(Data tied to figure images)
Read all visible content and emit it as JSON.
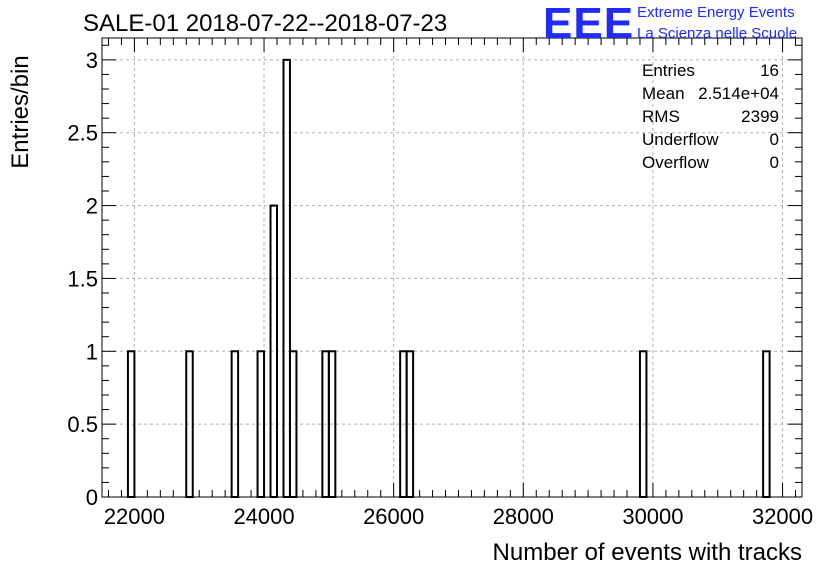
{
  "chart_data": {
    "type": "bar",
    "title": "SALE-01 2018-07-22--2018-07-23",
    "xlabel": "Number of events with tracks",
    "ylabel": "Entries/bin",
    "xlim": [
      21500,
      32300
    ],
    "ylim": [
      0,
      3.15
    ],
    "bin_width": 100,
    "x_ticks": [
      22000,
      24000,
      26000,
      28000,
      30000,
      32000
    ],
    "y_ticks": [
      0,
      0.5,
      1,
      1.5,
      2,
      2.5,
      3
    ],
    "x_tick_labels": [
      "22000",
      "24000",
      "26000",
      "28000",
      "30000",
      "32000"
    ],
    "y_tick_labels": [
      "0",
      "0.5",
      "1",
      "1.5",
      "2",
      "2.5",
      "3"
    ],
    "grid": true,
    "bins": [
      {
        "x": 21900,
        "count": 1
      },
      {
        "x": 22800,
        "count": 1
      },
      {
        "x": 23500,
        "count": 1
      },
      {
        "x": 23900,
        "count": 1
      },
      {
        "x": 24100,
        "count": 2
      },
      {
        "x": 24300,
        "count": 3
      },
      {
        "x": 24400,
        "count": 1
      },
      {
        "x": 24900,
        "count": 1
      },
      {
        "x": 25000,
        "count": 1
      },
      {
        "x": 26100,
        "count": 1
      },
      {
        "x": 26200,
        "count": 1
      },
      {
        "x": 29800,
        "count": 1
      },
      {
        "x": 31700,
        "count": 1
      }
    ],
    "stats": [
      {
        "label": "Entries",
        "value": "16"
      },
      {
        "label": "Mean",
        "value": "2.514e+04"
      },
      {
        "label": "RMS",
        "value": "2399"
      },
      {
        "label": "Underflow",
        "value": "0"
      },
      {
        "label": "Overflow",
        "value": "0"
      }
    ],
    "logo": {
      "mark": "EEE",
      "line1": "Extreme Energy Events",
      "line2": "La Scienza nelle Scuole"
    },
    "colors": {
      "line": "#000000",
      "grid": "#b0b0b0",
      "logo": "#1f2bff"
    }
  }
}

→ Problem
Filter the records above for "value" and copy every matching line.

→ Completed task
        "value": "16"
        "value": "2.514e+04"
        "value": "2399"
        "value": "0"
        "value": "0"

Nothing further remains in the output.